WHAT YOU WILL DO -> Gather every line holding the string "true".

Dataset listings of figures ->
========================================================================

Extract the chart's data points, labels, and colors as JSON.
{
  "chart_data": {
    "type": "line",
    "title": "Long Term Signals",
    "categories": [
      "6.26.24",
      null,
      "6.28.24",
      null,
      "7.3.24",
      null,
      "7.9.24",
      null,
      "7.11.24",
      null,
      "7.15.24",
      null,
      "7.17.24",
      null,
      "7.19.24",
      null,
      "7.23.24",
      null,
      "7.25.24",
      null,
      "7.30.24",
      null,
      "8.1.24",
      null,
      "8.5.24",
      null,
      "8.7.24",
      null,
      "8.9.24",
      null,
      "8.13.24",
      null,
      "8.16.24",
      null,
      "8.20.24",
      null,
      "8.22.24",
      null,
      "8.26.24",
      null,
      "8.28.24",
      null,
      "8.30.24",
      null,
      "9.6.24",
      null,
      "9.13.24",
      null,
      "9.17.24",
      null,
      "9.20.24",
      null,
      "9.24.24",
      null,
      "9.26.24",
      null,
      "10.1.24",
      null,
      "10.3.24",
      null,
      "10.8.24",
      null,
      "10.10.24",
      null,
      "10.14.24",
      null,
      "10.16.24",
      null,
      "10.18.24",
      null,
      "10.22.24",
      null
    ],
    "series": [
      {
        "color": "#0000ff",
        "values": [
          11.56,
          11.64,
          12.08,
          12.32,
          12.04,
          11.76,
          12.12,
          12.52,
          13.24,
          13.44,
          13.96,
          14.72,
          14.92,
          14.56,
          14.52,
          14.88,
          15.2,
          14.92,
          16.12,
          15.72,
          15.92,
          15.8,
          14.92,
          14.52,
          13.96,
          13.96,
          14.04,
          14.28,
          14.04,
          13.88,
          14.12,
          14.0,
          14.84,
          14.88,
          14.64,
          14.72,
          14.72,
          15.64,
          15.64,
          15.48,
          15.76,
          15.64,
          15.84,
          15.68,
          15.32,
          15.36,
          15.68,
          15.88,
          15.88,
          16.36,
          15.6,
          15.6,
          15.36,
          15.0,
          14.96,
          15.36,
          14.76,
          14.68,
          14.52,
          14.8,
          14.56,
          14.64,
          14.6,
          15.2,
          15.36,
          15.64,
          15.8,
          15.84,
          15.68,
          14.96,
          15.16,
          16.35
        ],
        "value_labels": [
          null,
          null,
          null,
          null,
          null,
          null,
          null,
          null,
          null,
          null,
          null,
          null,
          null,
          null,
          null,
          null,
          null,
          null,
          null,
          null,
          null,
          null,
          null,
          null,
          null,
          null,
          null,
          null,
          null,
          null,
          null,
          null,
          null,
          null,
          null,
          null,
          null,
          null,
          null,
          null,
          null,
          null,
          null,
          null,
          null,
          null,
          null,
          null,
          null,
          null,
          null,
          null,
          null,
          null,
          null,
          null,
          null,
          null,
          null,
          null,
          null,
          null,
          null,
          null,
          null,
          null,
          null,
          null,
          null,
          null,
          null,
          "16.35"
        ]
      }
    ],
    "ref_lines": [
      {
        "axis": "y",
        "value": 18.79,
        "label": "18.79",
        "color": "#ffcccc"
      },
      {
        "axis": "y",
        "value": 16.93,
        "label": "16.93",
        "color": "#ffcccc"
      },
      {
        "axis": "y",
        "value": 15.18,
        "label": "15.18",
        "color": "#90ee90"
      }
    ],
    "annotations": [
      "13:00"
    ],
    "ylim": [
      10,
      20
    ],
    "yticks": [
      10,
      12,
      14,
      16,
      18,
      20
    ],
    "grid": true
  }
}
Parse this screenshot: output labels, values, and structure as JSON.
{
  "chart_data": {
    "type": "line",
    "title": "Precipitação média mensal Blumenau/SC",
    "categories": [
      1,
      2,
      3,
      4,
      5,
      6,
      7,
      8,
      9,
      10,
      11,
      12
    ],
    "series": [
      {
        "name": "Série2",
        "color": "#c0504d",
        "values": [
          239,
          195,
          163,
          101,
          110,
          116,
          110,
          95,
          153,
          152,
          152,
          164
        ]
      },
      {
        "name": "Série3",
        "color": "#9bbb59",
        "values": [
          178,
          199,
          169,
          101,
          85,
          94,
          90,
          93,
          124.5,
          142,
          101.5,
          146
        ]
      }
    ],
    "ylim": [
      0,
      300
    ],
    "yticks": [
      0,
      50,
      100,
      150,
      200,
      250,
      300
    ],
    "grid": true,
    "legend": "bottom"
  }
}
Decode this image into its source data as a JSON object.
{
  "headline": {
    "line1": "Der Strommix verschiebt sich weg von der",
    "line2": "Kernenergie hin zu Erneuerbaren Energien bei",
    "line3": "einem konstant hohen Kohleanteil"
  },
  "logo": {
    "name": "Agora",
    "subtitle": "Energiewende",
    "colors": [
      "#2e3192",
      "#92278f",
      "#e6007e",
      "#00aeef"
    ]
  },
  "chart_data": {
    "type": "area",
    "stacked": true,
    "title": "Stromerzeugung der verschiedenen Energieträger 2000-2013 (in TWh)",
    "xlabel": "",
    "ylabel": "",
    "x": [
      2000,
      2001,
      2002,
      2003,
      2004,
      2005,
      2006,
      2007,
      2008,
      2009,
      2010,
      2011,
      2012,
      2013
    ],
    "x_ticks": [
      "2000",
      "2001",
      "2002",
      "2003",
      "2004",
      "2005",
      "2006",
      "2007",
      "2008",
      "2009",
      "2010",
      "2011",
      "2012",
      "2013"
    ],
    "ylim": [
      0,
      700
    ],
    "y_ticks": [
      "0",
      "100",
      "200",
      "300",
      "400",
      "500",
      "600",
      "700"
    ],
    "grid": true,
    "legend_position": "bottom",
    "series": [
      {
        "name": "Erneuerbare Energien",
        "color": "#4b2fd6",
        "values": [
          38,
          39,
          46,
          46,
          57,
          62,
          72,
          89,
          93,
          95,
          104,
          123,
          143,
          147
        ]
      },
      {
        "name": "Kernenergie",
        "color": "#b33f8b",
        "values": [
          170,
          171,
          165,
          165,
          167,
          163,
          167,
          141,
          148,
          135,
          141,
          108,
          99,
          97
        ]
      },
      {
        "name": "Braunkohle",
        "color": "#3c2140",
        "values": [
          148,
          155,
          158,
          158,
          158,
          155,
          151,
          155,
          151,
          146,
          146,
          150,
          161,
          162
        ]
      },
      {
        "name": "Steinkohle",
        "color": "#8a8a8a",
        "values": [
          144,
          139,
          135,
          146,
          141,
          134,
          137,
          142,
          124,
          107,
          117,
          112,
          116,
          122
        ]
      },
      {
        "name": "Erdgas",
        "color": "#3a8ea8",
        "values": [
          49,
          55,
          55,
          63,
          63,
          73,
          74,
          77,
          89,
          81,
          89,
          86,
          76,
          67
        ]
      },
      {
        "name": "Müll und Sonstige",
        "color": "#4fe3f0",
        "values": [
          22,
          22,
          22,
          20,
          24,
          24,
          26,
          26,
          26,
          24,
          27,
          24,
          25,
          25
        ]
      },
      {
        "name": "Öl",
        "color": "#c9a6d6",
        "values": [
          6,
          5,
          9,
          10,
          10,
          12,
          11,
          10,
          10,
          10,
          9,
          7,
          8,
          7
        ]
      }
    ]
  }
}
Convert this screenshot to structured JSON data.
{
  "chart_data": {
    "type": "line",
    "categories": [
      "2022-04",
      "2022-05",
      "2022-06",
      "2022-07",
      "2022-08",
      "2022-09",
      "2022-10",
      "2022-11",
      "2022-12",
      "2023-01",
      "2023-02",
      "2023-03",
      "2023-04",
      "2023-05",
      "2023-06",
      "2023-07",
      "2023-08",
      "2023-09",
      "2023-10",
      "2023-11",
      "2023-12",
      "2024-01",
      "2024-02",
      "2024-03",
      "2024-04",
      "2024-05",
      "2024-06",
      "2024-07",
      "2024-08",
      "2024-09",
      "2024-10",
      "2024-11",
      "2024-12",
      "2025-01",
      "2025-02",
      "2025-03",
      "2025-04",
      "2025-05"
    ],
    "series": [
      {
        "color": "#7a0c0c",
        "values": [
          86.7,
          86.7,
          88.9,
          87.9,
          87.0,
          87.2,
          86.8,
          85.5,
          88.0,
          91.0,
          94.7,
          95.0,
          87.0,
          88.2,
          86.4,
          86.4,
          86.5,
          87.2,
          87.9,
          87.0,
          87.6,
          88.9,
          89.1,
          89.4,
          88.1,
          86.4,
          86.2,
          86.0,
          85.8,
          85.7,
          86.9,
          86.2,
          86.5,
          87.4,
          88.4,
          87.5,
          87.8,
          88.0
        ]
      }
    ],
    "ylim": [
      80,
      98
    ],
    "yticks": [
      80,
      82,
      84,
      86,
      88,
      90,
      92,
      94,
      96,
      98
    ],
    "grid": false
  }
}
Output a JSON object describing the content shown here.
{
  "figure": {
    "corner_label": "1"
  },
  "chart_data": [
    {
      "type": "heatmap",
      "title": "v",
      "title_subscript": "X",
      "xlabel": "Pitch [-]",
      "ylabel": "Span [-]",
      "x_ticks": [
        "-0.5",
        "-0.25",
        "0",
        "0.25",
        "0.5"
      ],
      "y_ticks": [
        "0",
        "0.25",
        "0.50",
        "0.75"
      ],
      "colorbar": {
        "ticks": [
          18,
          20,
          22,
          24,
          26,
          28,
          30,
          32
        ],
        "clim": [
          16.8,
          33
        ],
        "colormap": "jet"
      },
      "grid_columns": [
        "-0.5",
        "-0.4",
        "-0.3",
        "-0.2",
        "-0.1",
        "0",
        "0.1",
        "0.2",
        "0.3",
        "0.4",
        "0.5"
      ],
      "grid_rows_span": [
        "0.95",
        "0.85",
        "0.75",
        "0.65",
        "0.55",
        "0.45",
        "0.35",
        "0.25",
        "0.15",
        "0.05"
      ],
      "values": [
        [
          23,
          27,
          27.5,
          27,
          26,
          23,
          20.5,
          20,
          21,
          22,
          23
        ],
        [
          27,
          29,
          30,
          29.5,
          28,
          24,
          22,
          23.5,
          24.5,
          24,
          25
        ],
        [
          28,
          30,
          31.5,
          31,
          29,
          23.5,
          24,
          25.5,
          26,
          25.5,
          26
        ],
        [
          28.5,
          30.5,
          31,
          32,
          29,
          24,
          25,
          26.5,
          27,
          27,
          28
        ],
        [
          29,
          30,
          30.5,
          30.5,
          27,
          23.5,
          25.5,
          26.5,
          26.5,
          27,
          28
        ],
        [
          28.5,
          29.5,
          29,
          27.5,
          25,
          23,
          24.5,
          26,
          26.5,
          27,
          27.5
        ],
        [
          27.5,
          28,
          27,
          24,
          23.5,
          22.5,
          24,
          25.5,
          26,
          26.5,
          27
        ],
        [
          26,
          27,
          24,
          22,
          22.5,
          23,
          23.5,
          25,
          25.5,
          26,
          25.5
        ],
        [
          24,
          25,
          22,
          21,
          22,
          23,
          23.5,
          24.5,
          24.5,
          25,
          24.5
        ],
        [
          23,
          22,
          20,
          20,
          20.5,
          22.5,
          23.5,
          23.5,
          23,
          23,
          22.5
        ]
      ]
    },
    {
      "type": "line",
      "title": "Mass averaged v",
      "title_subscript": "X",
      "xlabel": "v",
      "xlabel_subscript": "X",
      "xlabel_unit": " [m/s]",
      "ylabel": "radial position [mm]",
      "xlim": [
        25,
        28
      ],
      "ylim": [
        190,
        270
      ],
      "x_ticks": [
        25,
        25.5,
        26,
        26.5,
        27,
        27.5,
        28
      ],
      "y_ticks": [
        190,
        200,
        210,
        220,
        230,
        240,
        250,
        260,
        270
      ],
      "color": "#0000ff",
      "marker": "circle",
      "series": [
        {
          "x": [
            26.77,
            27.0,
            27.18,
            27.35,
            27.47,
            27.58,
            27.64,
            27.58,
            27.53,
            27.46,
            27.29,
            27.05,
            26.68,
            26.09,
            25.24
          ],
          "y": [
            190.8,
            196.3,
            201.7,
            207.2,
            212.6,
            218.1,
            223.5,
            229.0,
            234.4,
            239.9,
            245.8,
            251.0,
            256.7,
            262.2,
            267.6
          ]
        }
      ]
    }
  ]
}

========================================================================

RESULT FOR THIS EXERCISE ->
    "grid": true
    "grid": true,
    "stacked": true,
    "grid": true,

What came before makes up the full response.